Write out the entries again exactly as they are given.

[Dataset records]

..........

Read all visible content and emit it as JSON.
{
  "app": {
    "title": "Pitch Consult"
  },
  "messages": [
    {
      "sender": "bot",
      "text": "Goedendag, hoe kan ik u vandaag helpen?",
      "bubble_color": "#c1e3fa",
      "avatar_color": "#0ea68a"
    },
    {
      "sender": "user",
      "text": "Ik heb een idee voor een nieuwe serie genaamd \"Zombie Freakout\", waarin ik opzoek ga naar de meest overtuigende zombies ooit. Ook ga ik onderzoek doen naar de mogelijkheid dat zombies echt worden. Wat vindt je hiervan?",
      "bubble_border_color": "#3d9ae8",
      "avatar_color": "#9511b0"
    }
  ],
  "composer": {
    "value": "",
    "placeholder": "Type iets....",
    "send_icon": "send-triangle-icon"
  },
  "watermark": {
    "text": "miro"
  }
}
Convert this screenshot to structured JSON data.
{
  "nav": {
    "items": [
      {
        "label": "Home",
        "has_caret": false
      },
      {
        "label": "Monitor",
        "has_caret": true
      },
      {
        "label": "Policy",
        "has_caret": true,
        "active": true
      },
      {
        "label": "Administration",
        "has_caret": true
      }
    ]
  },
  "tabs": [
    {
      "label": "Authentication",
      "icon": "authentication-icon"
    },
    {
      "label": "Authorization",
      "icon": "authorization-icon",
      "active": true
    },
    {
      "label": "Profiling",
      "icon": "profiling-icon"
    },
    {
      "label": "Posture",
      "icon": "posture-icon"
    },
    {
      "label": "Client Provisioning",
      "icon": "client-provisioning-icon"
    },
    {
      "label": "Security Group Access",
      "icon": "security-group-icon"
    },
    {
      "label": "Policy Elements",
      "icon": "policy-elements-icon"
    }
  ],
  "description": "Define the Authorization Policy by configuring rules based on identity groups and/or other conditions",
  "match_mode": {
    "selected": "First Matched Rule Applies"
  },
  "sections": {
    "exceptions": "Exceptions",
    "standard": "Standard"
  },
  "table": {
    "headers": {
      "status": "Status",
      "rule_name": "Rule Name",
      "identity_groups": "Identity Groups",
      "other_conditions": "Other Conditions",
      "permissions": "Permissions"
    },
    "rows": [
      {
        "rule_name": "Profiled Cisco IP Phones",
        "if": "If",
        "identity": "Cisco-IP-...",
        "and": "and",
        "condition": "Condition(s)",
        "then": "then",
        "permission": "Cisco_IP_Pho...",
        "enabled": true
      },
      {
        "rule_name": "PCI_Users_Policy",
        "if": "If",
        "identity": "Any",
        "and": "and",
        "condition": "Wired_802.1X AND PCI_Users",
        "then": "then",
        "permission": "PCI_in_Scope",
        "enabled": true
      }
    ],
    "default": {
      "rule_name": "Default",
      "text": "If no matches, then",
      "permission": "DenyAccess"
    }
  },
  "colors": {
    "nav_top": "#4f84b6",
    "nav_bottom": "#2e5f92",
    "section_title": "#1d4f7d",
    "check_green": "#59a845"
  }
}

..........

--- The response ---
Read all visible content and emit it as JSON.
{
  "app": {
    "title": "Pitch Consult"
  },
  "messages": [
    {
      "sender": "bot",
      "text": "Goedendag, hoe kan ik u vandaag helpen?",
      "bubble_color": "#c1e3fa",
      "avatar_color": "#0ea68a"
    },
    {
      "sender": "user",
      "text": "Ik heb een idee voor een nieuwe serie genaamd \"Zombie Freakout\", waarin ik opzoek ga naar de meest overtuigende zombies ooit. Ook ga ik onderzoek doen naar de mogelijkheid dat zombies echt worden. Wat vindt je hiervan?",
      "bubble_border_color": "#3d9ae8",
      "avatar_color": "#9511b0"
    }
  ],
  "composer": {
    "value": "",
    "placeholder": "Type iets....",
    "send_icon": "send-triangle-icon"
  },
  "watermark": {
    "text": "miro"
  }
}
Convert this screenshot to structured JSON data.
{
  "nav": {
    "items": [
      {
        "label": "Home",
        "has_caret": false
      },
      {
        "label": "Monitor",
        "has_caret": true
      },
      {
        "label": "Policy",
        "has_caret": true,
        "active": true
      },
      {
        "label": "Administration",
        "has_caret": true
      }
    ]
  },
  "tabs": [
    {
      "label": "Authentication",
      "icon": "authentication-icon"
    },
    {
      "label": "Authorization",
      "icon": "authorization-icon",
      "active": true
    },
    {
      "label": "Profiling",
      "icon": "profiling-icon"
    },
    {
      "label": "Posture",
      "icon": "posture-icon"
    },
    {
      "label": "Client Provisioning",
      "icon": "client-provisioning-icon"
    },
    {
      "label": "Security Group Access",
      "icon": "security-group-icon"
    },
    {
      "label": "Policy Elements",
      "icon": "policy-elements-icon"
    }
  ],
  "description": "Define the Authorization Policy by configuring rules based on identity groups and/or other conditions",
  "match_mode": {
    "selected": "First Matched Rule Applies"
  },
  "sections": {
    "exceptions": "Exceptions",
    "standard": "Standard"
  },
  "table": {
    "headers": {
      "status": "Status",
      "rule_name": "Rule Name",
      "identity_groups": "Identity Groups",
      "other_conditions": "Other Conditions",
      "permissions": "Permissions"
    },
    "rows": [
      {
        "rule_name": "Profiled Cisco IP Phones",
        "if": "If",
        "identity": "Cisco-IP-...",
        "and": "and",
        "condition": "Condition(s)",
        "then": "then",
        "permission": "Cisco_IP_Pho...",
        "enabled": true
      },
      {
        "rule_name": "PCI_Users_Policy",
        "if": "If",
        "identity": "Any",
        "and": "and",
        "condition": "Wired_802.1X AND PCI_Users",
        "then": "then",
        "permission": "PCI_in_Scope",
        "enabled": true
      }
    ],
    "default": {
      "rule_name": "Default",
      "text": "If no matches, then",
      "permission": "DenyAccess"
    }
  },
  "colors": {
    "nav_top": "#4f84b6",
    "nav_bottom": "#2e5f92",
    "section_title": "#1d4f7d",
    "check_green": "#59a845"
  }
}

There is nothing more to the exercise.